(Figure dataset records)

* * * *

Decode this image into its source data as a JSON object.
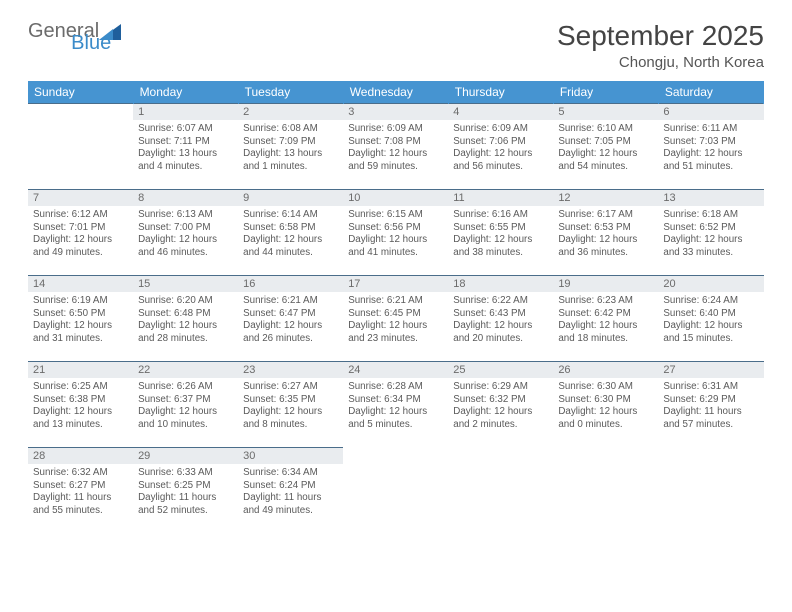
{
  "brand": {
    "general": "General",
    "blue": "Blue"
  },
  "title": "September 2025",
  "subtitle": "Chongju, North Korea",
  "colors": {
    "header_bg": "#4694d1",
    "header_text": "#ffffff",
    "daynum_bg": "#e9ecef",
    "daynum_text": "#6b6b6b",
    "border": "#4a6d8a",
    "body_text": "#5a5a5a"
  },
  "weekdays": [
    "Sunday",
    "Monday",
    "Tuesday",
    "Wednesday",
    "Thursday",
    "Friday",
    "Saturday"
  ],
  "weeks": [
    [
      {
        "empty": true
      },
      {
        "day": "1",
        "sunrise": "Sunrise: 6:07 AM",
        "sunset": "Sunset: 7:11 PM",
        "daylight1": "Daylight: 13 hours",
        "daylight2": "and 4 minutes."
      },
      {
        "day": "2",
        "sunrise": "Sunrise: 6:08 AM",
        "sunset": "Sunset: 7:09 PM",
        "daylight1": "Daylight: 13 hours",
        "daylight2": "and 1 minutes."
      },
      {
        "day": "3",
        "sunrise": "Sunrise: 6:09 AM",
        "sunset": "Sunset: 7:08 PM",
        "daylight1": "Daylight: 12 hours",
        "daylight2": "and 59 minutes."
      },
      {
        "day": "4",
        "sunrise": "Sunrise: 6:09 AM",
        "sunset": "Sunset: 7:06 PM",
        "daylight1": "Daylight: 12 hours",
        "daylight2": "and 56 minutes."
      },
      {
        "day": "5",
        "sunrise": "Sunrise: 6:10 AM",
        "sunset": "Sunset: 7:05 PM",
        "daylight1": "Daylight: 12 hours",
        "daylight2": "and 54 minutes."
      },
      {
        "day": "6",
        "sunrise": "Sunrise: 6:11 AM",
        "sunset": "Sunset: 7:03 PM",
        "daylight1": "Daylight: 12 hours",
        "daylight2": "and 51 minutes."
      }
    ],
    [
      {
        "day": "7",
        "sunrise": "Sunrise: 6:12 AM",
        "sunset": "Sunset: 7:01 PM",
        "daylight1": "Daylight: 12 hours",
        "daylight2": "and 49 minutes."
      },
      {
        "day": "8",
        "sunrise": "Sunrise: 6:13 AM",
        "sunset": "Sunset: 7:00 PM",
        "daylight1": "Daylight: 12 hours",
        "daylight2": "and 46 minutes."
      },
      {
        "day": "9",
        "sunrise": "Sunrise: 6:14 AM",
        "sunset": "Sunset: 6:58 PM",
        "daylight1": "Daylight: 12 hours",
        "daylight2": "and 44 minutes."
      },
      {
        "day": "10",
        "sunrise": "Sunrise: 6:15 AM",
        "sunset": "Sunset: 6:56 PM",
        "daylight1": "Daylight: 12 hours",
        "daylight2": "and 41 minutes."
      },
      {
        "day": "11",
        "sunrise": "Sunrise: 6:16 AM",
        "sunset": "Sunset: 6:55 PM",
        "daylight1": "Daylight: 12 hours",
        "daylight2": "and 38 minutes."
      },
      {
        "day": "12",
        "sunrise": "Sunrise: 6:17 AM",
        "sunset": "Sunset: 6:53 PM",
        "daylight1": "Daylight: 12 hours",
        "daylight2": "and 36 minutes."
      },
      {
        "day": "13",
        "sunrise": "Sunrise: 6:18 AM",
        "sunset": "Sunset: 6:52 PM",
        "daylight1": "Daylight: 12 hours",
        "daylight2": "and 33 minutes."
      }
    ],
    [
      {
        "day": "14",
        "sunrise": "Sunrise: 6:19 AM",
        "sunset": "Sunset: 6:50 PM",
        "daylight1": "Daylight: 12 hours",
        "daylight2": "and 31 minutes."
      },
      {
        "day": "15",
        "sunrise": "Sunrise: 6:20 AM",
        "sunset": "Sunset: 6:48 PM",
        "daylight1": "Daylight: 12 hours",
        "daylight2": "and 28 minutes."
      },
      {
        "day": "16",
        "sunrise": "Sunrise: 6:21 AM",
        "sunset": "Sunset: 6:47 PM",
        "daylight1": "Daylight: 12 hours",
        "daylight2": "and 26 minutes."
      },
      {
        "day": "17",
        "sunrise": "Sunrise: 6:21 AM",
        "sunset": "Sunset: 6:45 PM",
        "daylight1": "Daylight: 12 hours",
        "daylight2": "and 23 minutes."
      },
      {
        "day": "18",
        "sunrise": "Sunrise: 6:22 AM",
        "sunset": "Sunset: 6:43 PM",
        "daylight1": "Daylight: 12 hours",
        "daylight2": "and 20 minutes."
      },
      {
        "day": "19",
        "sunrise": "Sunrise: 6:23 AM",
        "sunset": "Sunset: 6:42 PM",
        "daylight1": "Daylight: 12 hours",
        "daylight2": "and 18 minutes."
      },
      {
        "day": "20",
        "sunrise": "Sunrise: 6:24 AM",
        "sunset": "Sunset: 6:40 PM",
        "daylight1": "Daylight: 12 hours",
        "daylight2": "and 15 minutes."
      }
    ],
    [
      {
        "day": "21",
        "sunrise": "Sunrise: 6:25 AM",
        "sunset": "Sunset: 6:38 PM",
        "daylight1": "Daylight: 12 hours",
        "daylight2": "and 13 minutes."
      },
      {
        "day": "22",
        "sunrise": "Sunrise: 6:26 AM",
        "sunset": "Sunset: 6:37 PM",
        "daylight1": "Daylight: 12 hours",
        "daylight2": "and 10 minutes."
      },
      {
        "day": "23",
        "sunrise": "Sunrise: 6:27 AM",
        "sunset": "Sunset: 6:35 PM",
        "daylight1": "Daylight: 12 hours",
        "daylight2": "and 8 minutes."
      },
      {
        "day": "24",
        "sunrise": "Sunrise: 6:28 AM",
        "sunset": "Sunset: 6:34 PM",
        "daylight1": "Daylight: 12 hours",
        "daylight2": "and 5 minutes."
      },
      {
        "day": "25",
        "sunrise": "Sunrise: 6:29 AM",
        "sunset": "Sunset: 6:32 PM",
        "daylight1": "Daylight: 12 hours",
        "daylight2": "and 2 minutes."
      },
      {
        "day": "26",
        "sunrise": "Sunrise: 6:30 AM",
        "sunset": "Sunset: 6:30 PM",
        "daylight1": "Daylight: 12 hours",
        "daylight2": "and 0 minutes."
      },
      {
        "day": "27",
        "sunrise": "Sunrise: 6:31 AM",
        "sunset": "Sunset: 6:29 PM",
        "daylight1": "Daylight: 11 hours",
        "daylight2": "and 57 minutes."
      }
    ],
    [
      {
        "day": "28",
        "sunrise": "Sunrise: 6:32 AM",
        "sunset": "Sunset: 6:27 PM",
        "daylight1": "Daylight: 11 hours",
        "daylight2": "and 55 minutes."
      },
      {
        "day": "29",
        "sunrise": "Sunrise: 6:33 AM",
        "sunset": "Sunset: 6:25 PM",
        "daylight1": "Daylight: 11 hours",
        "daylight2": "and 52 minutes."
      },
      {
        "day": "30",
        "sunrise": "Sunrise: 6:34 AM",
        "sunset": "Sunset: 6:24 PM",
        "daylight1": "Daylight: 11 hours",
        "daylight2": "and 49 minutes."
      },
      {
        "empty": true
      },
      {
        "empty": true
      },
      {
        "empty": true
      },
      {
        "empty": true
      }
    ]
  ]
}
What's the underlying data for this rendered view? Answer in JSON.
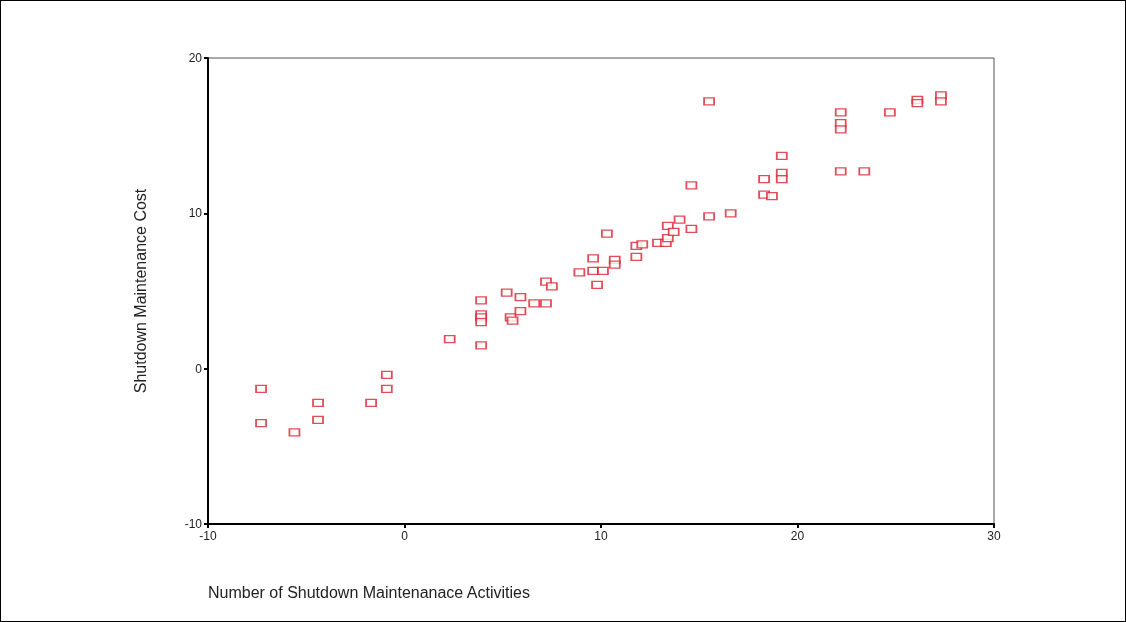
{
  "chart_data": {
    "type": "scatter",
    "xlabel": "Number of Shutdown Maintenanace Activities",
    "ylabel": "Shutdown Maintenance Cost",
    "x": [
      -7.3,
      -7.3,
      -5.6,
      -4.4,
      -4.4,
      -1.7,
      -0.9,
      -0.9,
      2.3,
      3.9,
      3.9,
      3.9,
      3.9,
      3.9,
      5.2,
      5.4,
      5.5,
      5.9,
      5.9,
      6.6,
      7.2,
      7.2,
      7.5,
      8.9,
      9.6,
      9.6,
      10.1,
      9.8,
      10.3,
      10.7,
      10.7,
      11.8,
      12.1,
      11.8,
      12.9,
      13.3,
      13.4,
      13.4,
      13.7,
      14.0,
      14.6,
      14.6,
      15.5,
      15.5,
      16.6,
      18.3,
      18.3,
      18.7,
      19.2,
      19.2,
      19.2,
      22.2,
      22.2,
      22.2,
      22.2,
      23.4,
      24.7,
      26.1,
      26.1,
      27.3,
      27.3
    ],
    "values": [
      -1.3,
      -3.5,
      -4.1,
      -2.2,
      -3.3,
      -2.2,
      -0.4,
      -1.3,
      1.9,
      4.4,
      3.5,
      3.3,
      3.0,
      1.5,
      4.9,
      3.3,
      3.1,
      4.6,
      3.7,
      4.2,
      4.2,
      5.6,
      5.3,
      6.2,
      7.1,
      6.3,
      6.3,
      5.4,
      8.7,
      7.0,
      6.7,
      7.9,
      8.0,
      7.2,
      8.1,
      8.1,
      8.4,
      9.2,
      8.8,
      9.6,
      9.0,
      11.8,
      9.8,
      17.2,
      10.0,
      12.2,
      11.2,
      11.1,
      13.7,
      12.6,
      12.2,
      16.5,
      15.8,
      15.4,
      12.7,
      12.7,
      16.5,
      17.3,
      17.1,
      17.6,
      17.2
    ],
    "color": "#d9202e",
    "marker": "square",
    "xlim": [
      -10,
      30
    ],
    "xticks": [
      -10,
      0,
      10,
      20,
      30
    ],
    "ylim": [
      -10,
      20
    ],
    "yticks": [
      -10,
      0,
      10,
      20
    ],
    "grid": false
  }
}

* * * *

● Problem
Where a line contains "Shutdown", copy that line.

● Solution to this exercise
    "xlabel": "Number of Shutdown Maintenanace Activities",
    "ylabel": "Shutdown Maintenance Cost",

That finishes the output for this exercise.